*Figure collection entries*

START

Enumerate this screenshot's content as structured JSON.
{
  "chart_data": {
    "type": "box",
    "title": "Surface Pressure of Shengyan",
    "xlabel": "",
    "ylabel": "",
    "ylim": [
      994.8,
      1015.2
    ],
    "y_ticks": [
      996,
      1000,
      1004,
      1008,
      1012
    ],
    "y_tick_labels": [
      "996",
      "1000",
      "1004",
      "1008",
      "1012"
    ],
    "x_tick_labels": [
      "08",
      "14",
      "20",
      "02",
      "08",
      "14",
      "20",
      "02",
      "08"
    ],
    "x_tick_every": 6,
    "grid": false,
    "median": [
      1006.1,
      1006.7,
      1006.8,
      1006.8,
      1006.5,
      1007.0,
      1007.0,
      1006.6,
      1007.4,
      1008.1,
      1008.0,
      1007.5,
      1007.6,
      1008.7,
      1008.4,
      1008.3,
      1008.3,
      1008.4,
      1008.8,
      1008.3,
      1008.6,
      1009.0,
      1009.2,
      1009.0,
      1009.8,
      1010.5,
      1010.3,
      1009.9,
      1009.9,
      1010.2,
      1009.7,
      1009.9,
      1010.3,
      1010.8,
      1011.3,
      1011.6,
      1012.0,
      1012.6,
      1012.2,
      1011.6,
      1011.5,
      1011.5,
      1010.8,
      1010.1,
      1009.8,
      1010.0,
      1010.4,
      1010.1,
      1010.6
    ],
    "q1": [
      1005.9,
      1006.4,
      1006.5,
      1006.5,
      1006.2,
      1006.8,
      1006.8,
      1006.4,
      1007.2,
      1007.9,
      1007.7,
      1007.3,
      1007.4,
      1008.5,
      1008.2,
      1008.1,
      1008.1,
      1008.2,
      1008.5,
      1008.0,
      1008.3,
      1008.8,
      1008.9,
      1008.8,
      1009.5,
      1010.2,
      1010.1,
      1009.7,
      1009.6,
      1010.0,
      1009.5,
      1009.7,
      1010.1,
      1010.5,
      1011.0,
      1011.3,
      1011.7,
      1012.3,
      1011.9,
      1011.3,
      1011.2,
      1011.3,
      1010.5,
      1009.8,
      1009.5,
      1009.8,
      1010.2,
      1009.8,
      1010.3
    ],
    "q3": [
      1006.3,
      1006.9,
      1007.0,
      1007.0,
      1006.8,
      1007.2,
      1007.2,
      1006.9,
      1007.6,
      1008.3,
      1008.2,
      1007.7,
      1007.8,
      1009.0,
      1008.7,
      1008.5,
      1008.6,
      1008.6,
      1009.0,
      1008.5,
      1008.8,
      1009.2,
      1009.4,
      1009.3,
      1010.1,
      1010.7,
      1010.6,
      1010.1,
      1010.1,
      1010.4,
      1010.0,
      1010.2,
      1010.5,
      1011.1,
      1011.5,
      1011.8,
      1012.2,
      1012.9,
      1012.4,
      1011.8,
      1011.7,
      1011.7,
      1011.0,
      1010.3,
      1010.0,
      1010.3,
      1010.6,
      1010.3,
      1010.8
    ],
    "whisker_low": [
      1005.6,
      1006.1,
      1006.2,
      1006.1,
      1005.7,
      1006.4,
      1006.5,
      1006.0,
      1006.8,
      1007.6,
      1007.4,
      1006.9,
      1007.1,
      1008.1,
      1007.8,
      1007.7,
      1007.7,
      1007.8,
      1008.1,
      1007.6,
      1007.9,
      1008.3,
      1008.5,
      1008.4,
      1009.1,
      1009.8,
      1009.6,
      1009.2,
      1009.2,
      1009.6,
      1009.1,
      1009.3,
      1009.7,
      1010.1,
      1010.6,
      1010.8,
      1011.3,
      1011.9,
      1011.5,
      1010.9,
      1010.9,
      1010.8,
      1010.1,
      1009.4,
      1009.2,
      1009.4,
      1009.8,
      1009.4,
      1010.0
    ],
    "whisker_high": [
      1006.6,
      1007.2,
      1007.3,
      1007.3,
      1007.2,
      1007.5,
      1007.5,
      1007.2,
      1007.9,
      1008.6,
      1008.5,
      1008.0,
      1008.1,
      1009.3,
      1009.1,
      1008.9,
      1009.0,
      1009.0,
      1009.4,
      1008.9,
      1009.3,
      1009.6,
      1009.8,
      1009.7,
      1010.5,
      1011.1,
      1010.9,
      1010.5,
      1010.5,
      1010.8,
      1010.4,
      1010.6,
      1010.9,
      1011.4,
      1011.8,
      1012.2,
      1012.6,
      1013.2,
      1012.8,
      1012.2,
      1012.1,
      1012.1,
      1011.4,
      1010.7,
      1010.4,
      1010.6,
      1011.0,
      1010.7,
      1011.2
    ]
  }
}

END

*SET EXERCISE*
Please reproduce every line of the material word for word.

*FINAL RESULT*
Enumerate this screenshot's content as structured JSON.
{
  "chart_data": {
    "type": "box",
    "title": "Surface Pressure of Shengyan",
    "xlabel": "",
    "ylabel": "",
    "ylim": [
      994.8,
      1015.2
    ],
    "y_ticks": [
      996,
      1000,
      1004,
      1008,
      1012
    ],
    "y_tick_labels": [
      "996",
      "1000",
      "1004",
      "1008",
      "1012"
    ],
    "x_tick_labels": [
      "08",
      "14",
      "20",
      "02",
      "08",
      "14",
      "20",
      "02",
      "08"
    ],
    "x_tick_every": 6,
    "grid": false,
    "median": [
      1006.1,
      1006.7,
      1006.8,
      1006.8,
      1006.5,
      1007.0,
      1007.0,
      1006.6,
      1007.4,
      1008.1,
      1008.0,
      1007.5,
      1007.6,
      1008.7,
      1008.4,
      1008.3,
      1008.3,
      1008.4,
      1008.8,
      1008.3,
      1008.6,
      1009.0,
      1009.2,
      1009.0,
      1009.8,
      1010.5,
      1010.3,
      1009.9,
      1009.9,
      1010.2,
      1009.7,
      1009.9,
      1010.3,
      1010.8,
      1011.3,
      1011.6,
      1012.0,
      1012.6,
      1012.2,
      1011.6,
      1011.5,
      1011.5,
      1010.8,
      1010.1,
      1009.8,
      1010.0,
      1010.4,
      1010.1,
      1010.6
    ],
    "q1": [
      1005.9,
      1006.4,
      1006.5,
      1006.5,
      1006.2,
      1006.8,
      1006.8,
      1006.4,
      1007.2,
      1007.9,
      1007.7,
      1007.3,
      1007.4,
      1008.5,
      1008.2,
      1008.1,
      1008.1,
      1008.2,
      1008.5,
      1008.0,
      1008.3,
      1008.8,
      1008.9,
      1008.8,
      1009.5,
      1010.2,
      1010.1,
      1009.7,
      1009.6,
      1010.0,
      1009.5,
      1009.7,
      1010.1,
      1010.5,
      1011.0,
      1011.3,
      1011.7,
      1012.3,
      1011.9,
      1011.3,
      1011.2,
      1011.3,
      1010.5,
      1009.8,
      1009.5,
      1009.8,
      1010.2,
      1009.8,
      1010.3
    ],
    "q3": [
      1006.3,
      1006.9,
      1007.0,
      1007.0,
      1006.8,
      1007.2,
      1007.2,
      1006.9,
      1007.6,
      1008.3,
      1008.2,
      1007.7,
      1007.8,
      1009.0,
      1008.7,
      1008.5,
      1008.6,
      1008.6,
      1009.0,
      1008.5,
      1008.8,
      1009.2,
      1009.4,
      1009.3,
      1010.1,
      1010.7,
      1010.6,
      1010.1,
      1010.1,
      1010.4,
      1010.0,
      1010.2,
      1010.5,
      1011.1,
      1011.5,
      1011.8,
      1012.2,
      1012.9,
      1012.4,
      1011.8,
      1011.7,
      1011.7,
      1011.0,
      1010.3,
      1010.0,
      1010.3,
      1010.6,
      1010.3,
      1010.8
    ],
    "whisker_low": [
      1005.6,
      1006.1,
      1006.2,
      1006.1,
      1005.7,
      1006.4,
      1006.5,
      1006.0,
      1006.8,
      1007.6,
      1007.4,
      1006.9,
      1007.1,
      1008.1,
      1007.8,
      1007.7,
      1007.7,
      1007.8,
      1008.1,
      1007.6,
      1007.9,
      1008.3,
      1008.5,
      1008.4,
      1009.1,
      1009.8,
      1009.6,
      1009.2,
      1009.2,
      1009.6,
      1009.1,
      1009.3,
      1009.7,
      1010.1,
      1010.6,
      1010.8,
      1011.3,
      1011.9,
      1011.5,
      1010.9,
      1010.9,
      1010.8,
      1010.1,
      1009.4,
      1009.2,
      1009.4,
      1009.8,
      1009.4,
      1010.0
    ],
    "whisker_high": [
      1006.6,
      1007.2,
      1007.3,
      1007.3,
      1007.2,
      1007.5,
      1007.5,
      1007.2,
      1007.9,
      1008.6,
      1008.5,
      1008.0,
      1008.1,
      1009.3,
      1009.1,
      1008.9,
      1009.0,
      1009.0,
      1009.4,
      1008.9,
      1009.3,
      1009.6,
      1009.8,
      1009.7,
      1010.5,
      1011.1,
      1010.9,
      1010.5,
      1010.5,
      1010.8,
      1010.4,
      1010.6,
      1010.9,
      1011.4,
      1011.8,
      1012.2,
      1012.6,
      1013.2,
      1012.8,
      1012.2,
      1012.1,
      1012.1,
      1011.4,
      1010.7,
      1010.4,
      1010.6,
      1011.0,
      1010.7,
      1011.2
    ]
  }
}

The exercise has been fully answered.